_EXERCISE PROMPT_
Could you write out every record below exactly, leaving out any pictures?

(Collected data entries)

-*-*-

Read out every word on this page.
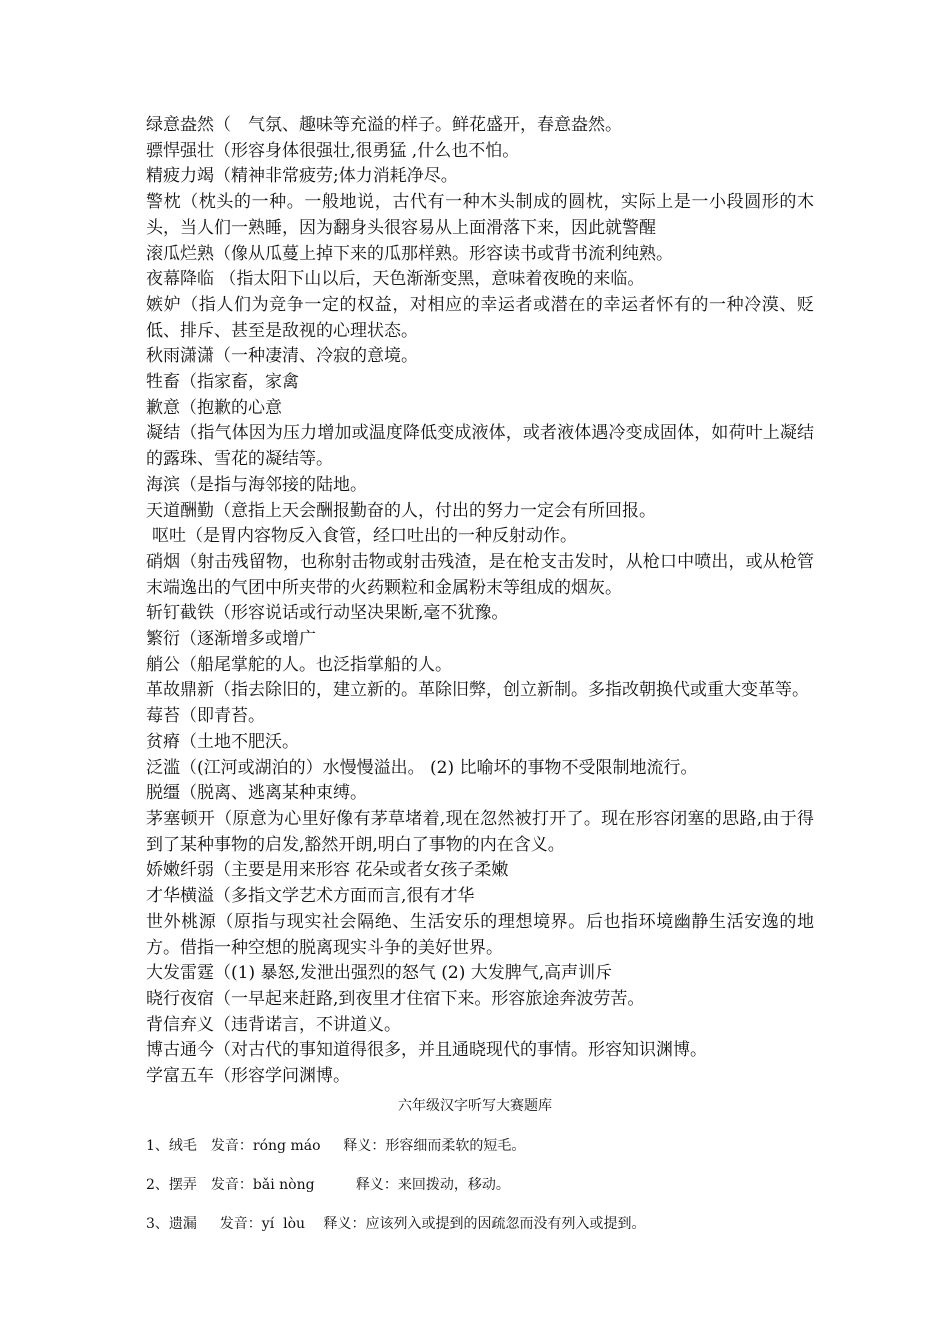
绿意盎然（　气氛、趣味等充溢的样子。鲜花盛开，春意盎然。

骠悍强壮（形容身体很强壮,很勇猛 ,什么也不怕。

精疲力竭（精神非常疲劳;体力消耗净尽。

警枕（枕头的一种。一般地说，古代有一种木头制成的圆枕，实际上是一小段圆形的木头，当人们一熟睡，因为翻身头很容易从上面滑落下来，因此就警醒

滚瓜烂熟（像从瓜蔓上掉下来的瓜那样熟。形容读书或背书流利纯熟。

夜幕降临 （指太阳下山以后，天色渐渐变黑，意味着夜晚的来临。

嫉妒（指人们为竞争一定的权益，对相应的幸运者或潜在的幸运者怀有的一种冷漠、贬低、排斥、甚至是敌视的心理状态。

秋雨潇潇（一种凄清、冷寂的意境。

牲畜（指家畜，家禽

歉意（抱歉的心意

凝结（指气体因为压力增加或温度降低变成液体，或者液体遇冷变成固体，如荷叶上凝结的露珠、雪花的凝结等。

海滨（是指与海邻接的陆地。

天道酬勤（意指上天会酬报勤奋的人，付出的努力一定会有所回报。

呕吐（是胃内容物反入食管，经口吐出的一种反射动作。

硝烟（射击残留物，也称射击物或射击残渣，是在枪支击发时，从枪口中喷出，或从枪管末端逸出的气团中所夹带的火药颗粒和金属粉末等组成的烟灰。

斩钉截铁（形容说话或行动坚决果断,毫不犹豫。

繁衍（逐渐增多或增广

艄公（船尾掌舵的人。也泛指掌船的人。

革故鼎新（指去除旧的，建立新的。革除旧弊，创立新制。多指改朝换代或重大变革等。

莓苔（即青苔。

贫瘠（土地不肥沃。

泛滥（(江河或湖泊的）水慢慢溢出。 (2) 比喻坏的事物不受限制地流行。

脱缰（脱离、逃离某种束缚。

茅塞顿开（原意为心里好像有茅草堵着,现在忽然被打开了。现在形容闭塞的思路,由于得到了某种事物的启发,豁然开朗,明白了事物的内在含义。

娇嫩纤弱（主要是用来形容 花朵或者女孩子柔嫩

才华横溢（多指文学艺术方面而言,很有才华

世外桃源（原指与现实社会隔绝、生活安乐的理想境界。后也指环境幽静生活安逸的地方。借指一种空想的脱离现实斗争的美好世界。

大发雷霆（(1) 暴怒,发泄出强烈的怒气 (2) 大发脾气,高声训斥

晓行夜宿（一早起来赶路,到夜里才住宿下来。形容旅途奔波劳苦。

背信弃义（违背诺言，不讲道义。

博古通今（对古代的事知道得很多，并且通晓现代的事情。形容知识渊博。

学富五车（形容学问渊博。

六年级汉字听写大赛题库
1、绒毛　发音：róng máo　  释义：形容细而柔软的短毛。
2、摆弄　发音：bǎi nòng　 　  释义：来回拨动，移动。
3、遗漏　  发音：yí  lòu　 释义：应该列入或提到的因疏忽而没有列入或提到。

-*-*-

_WRITTEN REPLY_
Read out every word on this page.
绿意盎然（　气氛、趣味等充溢的样子。鲜花盛开，春意盎然。

骠悍强壮（形容身体很强壮,很勇猛 ,什么也不怕。

精疲力竭（精神非常疲劳;体力消耗净尽。

警枕（枕头的一种。一般地说，古代有一种木头制成的圆枕，实际上是一小段圆形的木头，当人们一熟睡，因为翻身头很容易从上面滑落下来，因此就警醒

滚瓜烂熟（像从瓜蔓上掉下来的瓜那样熟。形容读书或背书流利纯熟。

夜幕降临 （指太阳下山以后，天色渐渐变黑，意味着夜晚的来临。

嫉妒（指人们为竞争一定的权益，对相应的幸运者或潜在的幸运者怀有的一种冷漠、贬低、排斥、甚至是敌视的心理状态。

秋雨潇潇（一种凄清、冷寂的意境。

牲畜（指家畜，家禽

歉意（抱歉的心意

凝结（指气体因为压力增加或温度降低变成液体，或者液体遇冷变成固体，如荷叶上凝结的露珠、雪花的凝结等。

海滨（是指与海邻接的陆地。

天道酬勤（意指上天会酬报勤奋的人，付出的努力一定会有所回报。

呕吐（是胃内容物反入食管，经口吐出的一种反射动作。

硝烟（射击残留物，也称射击物或射击残渣，是在枪支击发时，从枪口中喷出，或从枪管末端逸出的气团中所夹带的火药颗粒和金属粉末等组成的烟灰。

斩钉截铁（形容说话或行动坚决果断,毫不犹豫。

繁衍（逐渐增多或增广

艄公（船尾掌舵的人。也泛指掌船的人。

革故鼎新（指去除旧的，建立新的。革除旧弊，创立新制。多指改朝换代或重大变革等。

莓苔（即青苔。

贫瘠（土地不肥沃。

泛滥（(江河或湖泊的）水慢慢溢出。 (2) 比喻坏的事物不受限制地流行。

脱缰（脱离、逃离某种束缚。

茅塞顿开（原意为心里好像有茅草堵着,现在忽然被打开了。现在形容闭塞的思路,由于得到了某种事物的启发,豁然开朗,明白了事物的内在含义。

娇嫩纤弱（主要是用来形容 花朵或者女孩子柔嫩

才华横溢（多指文学艺术方面而言,很有才华

世外桃源（原指与现实社会隔绝、生活安乐的理想境界。后也指环境幽静生活安逸的地方。借指一种空想的脱离现实斗争的美好世界。

大发雷霆（(1) 暴怒,发泄出强烈的怒气 (2) 大发脾气,高声训斥

晓行夜宿（一早起来赶路,到夜里才住宿下来。形容旅途奔波劳苦。

背信弃义（违背诺言，不讲道义。

博古通今（对古代的事知道得很多，并且通晓现代的事情。形容知识渊博。

学富五车（形容学问渊博。

六年级汉字听写大赛题库
1、绒毛　发音：róng máo　  释义：形容细而柔软的短毛。
2、摆弄　发音：bǎi nòng　 　  释义：来回拨动，移动。
3、遗漏　  发音：yí  lòu　 释义：应该列入或提到的因疏忽而没有列入或提到。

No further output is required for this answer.